Dataset records

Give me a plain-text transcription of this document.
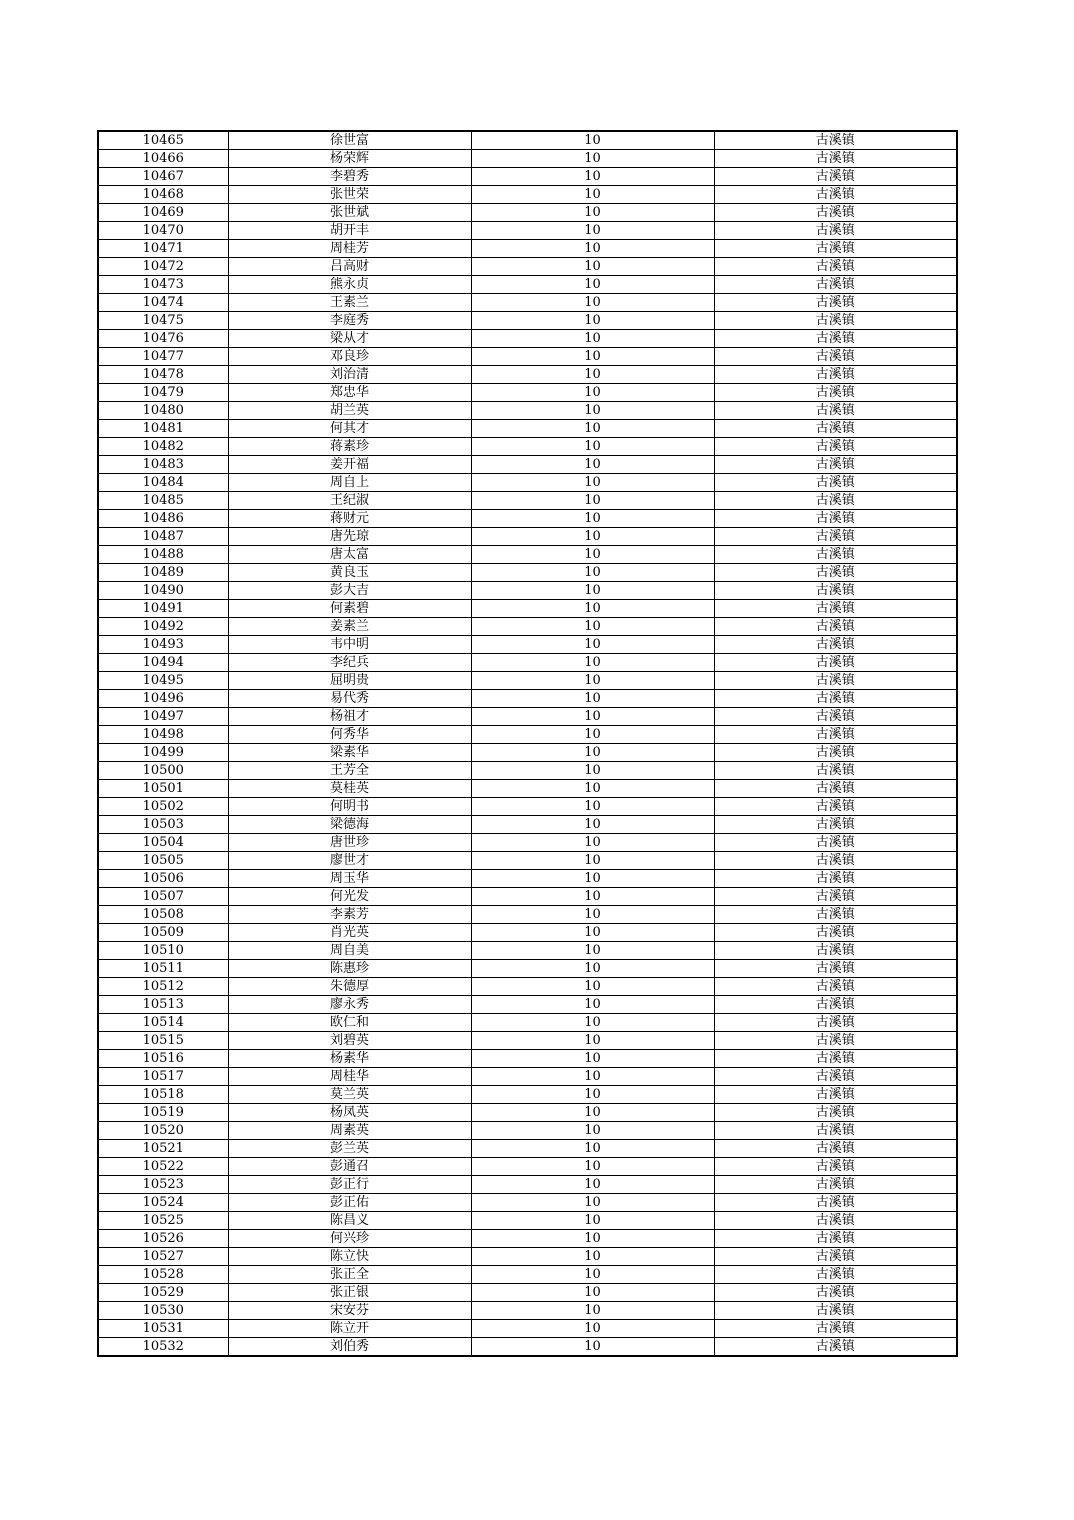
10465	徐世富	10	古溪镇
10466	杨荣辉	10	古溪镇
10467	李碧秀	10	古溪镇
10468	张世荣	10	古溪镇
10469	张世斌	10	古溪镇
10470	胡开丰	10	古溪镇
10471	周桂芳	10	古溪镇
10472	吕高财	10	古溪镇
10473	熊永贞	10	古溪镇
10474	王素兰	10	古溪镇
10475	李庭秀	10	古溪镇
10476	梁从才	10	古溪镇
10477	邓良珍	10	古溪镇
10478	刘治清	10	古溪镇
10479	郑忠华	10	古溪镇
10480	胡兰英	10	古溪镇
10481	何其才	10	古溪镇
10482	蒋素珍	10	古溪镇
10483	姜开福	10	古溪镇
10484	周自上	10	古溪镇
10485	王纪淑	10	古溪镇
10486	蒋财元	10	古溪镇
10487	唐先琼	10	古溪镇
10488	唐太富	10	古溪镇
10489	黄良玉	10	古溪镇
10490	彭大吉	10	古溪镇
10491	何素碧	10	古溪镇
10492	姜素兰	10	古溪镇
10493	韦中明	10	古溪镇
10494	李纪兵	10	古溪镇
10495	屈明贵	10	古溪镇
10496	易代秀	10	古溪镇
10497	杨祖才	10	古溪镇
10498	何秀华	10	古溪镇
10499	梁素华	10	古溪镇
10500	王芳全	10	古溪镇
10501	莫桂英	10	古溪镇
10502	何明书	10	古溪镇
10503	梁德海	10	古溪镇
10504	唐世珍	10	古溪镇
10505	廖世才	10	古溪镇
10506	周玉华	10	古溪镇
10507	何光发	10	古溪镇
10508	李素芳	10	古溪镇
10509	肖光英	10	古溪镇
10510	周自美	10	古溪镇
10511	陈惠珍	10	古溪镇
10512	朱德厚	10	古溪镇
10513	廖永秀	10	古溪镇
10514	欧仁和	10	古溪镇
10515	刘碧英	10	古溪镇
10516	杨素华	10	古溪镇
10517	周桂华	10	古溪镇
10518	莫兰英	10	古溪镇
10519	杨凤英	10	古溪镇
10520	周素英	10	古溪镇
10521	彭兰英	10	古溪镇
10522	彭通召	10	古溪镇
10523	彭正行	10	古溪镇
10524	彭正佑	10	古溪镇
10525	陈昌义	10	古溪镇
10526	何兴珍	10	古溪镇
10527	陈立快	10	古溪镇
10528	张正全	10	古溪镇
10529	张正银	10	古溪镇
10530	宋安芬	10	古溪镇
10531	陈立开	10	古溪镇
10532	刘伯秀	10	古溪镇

• Requirement:
Except for the pictures, copy every line of the records above exactly.

• Reply:
Give me a plain-text transcription of this document.
10465	徐世富	10	古溪镇
10466	杨荣辉	10	古溪镇
10467	李碧秀	10	古溪镇
10468	张世荣	10	古溪镇
10469	张世斌	10	古溪镇
10470	胡开丰	10	古溪镇
10471	周桂芳	10	古溪镇
10472	吕高财	10	古溪镇
10473	熊永贞	10	古溪镇
10474	王素兰	10	古溪镇
10475	李庭秀	10	古溪镇
10476	梁从才	10	古溪镇
10477	邓良珍	10	古溪镇
10478	刘治清	10	古溪镇
10479	郑忠华	10	古溪镇
10480	胡兰英	10	古溪镇
10481	何其才	10	古溪镇
10482	蒋素珍	10	古溪镇
10483	姜开福	10	古溪镇
10484	周自上	10	古溪镇
10485	王纪淑	10	古溪镇
10486	蒋财元	10	古溪镇
10487	唐先琼	10	古溪镇
10488	唐太富	10	古溪镇
10489	黄良玉	10	古溪镇
10490	彭大吉	10	古溪镇
10491	何素碧	10	古溪镇
10492	姜素兰	10	古溪镇
10493	韦中明	10	古溪镇
10494	李纪兵	10	古溪镇
10495	屈明贵	10	古溪镇
10496	易代秀	10	古溪镇
10497	杨祖才	10	古溪镇
10498	何秀华	10	古溪镇
10499	梁素华	10	古溪镇
10500	王芳全	10	古溪镇
10501	莫桂英	10	古溪镇
10502	何明书	10	古溪镇
10503	梁德海	10	古溪镇
10504	唐世珍	10	古溪镇
10505	廖世才	10	古溪镇
10506	周玉华	10	古溪镇
10507	何光发	10	古溪镇
10508	李素芳	10	古溪镇
10509	肖光英	10	古溪镇
10510	周自美	10	古溪镇
10511	陈惠珍	10	古溪镇
10512	朱德厚	10	古溪镇
10513	廖永秀	10	古溪镇
10514	欧仁和	10	古溪镇
10515	刘碧英	10	古溪镇
10516	杨素华	10	古溪镇
10517	周桂华	10	古溪镇
10518	莫兰英	10	古溪镇
10519	杨凤英	10	古溪镇
10520	周素英	10	古溪镇
10521	彭兰英	10	古溪镇
10522	彭通召	10	古溪镇
10523	彭正行	10	古溪镇
10524	彭正佑	10	古溪镇
10525	陈昌义	10	古溪镇
10526	何兴珍	10	古溪镇
10527	陈立快	10	古溪镇
10528	张正全	10	古溪镇
10529	张正银	10	古溪镇
10530	宋安芬	10	古溪镇
10531	陈立开	10	古溪镇
10532	刘伯秀	10	古溪镇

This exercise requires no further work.